Direction:
Where a line contains the string "accent", copy that line.

Record excerpts:
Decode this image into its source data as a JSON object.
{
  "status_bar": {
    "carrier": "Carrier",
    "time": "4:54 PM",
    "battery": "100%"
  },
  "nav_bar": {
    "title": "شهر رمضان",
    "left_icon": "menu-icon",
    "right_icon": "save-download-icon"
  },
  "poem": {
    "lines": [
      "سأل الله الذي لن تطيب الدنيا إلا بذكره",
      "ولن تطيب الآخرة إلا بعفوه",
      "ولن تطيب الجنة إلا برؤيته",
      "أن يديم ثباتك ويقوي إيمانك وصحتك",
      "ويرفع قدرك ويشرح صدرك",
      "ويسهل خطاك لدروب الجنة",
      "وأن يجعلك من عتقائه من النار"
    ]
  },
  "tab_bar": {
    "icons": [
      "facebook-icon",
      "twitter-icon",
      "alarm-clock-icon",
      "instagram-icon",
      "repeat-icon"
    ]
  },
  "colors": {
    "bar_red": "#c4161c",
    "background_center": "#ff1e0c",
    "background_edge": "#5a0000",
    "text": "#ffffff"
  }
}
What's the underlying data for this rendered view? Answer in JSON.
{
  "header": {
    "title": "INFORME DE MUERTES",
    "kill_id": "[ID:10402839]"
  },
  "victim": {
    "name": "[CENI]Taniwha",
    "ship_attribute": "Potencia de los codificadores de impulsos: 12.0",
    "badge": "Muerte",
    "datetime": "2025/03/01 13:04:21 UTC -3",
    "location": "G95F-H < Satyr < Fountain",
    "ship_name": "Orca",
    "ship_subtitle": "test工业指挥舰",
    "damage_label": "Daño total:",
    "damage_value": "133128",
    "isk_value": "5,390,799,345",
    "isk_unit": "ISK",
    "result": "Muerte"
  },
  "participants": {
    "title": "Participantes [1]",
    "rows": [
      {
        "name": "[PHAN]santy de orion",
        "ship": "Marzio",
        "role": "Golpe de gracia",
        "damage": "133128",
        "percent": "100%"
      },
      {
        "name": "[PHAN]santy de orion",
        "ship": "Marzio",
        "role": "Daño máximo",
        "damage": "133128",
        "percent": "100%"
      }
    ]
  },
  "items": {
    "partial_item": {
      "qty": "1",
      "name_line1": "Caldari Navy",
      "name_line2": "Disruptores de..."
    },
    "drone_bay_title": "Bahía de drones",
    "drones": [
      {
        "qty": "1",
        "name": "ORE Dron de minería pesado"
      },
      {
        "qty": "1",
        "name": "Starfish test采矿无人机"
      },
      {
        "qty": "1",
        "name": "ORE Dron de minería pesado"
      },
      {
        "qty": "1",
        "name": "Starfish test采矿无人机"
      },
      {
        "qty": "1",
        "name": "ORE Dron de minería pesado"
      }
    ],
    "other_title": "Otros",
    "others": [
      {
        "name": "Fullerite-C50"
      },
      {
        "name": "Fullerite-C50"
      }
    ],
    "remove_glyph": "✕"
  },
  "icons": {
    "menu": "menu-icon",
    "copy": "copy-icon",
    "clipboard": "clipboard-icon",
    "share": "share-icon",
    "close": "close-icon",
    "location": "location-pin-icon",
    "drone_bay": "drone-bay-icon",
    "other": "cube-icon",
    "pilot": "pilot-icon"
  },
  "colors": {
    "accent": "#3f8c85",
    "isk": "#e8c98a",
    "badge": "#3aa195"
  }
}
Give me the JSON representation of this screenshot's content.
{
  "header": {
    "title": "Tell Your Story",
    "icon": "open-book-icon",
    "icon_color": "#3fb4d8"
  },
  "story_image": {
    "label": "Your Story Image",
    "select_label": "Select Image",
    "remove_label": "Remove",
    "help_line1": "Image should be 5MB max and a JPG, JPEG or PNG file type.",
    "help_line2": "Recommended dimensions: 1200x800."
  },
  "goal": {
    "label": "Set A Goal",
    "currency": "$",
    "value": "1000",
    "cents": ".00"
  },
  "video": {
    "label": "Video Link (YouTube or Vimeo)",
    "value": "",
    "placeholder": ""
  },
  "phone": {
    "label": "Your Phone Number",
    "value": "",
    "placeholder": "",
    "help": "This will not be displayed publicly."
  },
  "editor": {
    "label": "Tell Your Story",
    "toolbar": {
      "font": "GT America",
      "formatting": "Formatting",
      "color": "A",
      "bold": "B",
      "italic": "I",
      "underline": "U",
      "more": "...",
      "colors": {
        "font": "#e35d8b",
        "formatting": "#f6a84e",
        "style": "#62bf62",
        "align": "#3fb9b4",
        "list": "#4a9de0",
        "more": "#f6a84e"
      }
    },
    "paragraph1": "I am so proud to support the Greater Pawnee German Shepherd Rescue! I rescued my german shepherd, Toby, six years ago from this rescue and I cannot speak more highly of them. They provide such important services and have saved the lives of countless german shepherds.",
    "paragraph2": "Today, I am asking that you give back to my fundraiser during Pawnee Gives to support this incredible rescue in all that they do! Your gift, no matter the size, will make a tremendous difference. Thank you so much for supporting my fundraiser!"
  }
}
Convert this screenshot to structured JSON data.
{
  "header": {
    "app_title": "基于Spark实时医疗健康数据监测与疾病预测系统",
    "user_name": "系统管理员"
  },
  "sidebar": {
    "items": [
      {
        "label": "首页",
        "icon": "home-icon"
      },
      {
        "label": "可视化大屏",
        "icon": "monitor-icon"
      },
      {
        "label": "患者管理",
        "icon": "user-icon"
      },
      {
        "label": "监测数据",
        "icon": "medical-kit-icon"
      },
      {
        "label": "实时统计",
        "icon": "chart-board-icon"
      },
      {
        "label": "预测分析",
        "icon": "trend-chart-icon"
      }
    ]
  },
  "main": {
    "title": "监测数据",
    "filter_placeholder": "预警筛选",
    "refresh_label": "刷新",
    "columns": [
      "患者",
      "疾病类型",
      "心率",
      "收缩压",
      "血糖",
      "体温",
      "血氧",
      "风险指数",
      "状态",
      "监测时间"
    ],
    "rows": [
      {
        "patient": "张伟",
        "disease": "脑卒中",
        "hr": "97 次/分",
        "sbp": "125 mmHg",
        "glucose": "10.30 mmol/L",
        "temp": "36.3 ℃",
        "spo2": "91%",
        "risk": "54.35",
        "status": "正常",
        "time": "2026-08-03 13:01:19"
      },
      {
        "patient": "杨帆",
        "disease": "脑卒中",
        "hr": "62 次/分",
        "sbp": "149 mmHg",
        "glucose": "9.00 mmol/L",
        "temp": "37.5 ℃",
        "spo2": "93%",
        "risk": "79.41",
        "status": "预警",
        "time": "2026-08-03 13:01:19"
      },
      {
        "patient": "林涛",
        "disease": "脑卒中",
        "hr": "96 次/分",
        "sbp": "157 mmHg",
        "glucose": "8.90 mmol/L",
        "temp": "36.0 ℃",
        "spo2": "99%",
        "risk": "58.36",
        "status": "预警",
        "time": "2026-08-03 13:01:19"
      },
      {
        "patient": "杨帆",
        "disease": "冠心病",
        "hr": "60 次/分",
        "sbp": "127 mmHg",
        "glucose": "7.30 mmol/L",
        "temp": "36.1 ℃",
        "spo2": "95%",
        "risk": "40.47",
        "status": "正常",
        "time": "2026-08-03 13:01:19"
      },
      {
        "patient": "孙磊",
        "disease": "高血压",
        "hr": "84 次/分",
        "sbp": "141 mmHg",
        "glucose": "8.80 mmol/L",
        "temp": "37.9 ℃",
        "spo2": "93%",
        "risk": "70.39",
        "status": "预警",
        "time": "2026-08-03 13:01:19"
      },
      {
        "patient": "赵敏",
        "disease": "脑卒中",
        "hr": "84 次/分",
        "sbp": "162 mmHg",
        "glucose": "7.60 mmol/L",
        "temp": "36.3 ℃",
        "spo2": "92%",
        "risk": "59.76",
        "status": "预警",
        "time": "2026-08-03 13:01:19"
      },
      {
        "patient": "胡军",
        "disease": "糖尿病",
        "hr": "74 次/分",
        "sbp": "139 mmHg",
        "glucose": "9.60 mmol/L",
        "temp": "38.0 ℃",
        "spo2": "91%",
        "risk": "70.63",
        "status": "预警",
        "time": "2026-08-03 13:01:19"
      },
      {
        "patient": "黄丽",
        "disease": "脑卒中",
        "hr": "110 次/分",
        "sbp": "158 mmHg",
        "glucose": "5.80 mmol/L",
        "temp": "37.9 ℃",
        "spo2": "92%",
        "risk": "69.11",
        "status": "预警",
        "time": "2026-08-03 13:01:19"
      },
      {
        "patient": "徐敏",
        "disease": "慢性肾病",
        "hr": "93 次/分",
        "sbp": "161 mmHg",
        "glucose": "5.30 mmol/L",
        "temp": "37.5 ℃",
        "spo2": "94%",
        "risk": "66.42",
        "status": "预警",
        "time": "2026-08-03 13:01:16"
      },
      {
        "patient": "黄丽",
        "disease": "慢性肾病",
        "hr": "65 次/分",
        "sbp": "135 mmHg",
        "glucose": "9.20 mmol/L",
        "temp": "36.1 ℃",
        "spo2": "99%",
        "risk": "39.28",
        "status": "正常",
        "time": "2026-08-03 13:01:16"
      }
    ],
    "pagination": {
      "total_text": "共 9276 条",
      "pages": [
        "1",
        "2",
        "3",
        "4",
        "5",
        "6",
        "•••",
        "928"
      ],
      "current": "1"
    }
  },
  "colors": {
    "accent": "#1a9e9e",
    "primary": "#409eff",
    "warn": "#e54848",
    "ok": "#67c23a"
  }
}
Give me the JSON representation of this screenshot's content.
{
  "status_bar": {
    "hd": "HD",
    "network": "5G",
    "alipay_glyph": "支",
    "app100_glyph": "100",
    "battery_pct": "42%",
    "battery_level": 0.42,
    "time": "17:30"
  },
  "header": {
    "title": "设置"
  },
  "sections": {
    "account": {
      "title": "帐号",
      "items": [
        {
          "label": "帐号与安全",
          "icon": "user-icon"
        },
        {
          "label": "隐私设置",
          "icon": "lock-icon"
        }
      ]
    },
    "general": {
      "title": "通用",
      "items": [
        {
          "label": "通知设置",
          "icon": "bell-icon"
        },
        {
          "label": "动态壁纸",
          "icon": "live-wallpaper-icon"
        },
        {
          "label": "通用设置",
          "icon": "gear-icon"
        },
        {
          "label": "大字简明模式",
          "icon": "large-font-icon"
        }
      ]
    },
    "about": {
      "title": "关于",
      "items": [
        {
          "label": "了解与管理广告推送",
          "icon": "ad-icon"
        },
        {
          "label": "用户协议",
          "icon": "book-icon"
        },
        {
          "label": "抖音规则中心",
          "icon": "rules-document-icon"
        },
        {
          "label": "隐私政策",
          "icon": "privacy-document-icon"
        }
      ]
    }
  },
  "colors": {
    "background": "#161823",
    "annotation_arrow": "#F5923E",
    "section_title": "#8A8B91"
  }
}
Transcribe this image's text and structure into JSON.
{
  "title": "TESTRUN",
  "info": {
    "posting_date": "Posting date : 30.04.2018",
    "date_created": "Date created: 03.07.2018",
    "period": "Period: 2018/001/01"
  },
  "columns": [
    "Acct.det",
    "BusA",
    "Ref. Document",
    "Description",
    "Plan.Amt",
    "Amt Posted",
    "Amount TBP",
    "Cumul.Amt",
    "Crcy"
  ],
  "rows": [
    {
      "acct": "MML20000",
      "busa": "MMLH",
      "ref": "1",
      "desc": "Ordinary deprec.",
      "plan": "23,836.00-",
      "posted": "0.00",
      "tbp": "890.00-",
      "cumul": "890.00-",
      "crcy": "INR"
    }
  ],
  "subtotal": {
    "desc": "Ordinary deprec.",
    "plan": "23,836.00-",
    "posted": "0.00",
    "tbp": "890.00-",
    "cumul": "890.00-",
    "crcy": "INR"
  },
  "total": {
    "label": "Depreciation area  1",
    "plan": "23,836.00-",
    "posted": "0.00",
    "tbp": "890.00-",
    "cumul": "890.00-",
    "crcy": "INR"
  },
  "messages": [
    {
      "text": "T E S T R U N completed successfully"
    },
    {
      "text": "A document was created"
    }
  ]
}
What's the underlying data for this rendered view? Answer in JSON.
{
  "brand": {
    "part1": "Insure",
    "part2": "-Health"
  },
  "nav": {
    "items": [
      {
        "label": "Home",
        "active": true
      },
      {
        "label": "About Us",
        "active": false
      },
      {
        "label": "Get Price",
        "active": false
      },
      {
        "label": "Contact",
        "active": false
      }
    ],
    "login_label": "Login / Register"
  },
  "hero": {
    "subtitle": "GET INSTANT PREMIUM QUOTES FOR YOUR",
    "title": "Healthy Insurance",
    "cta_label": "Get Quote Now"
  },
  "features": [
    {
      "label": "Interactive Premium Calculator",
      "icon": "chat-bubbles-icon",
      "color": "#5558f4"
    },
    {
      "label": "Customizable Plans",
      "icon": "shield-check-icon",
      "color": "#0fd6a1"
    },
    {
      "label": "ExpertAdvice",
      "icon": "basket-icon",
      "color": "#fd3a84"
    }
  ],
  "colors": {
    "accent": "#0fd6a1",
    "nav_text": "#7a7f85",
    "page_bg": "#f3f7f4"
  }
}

Task output:
    "accent": "#3f8c85",
    "accent": "#1a9e9e",
    "accent": "#0fd6a1",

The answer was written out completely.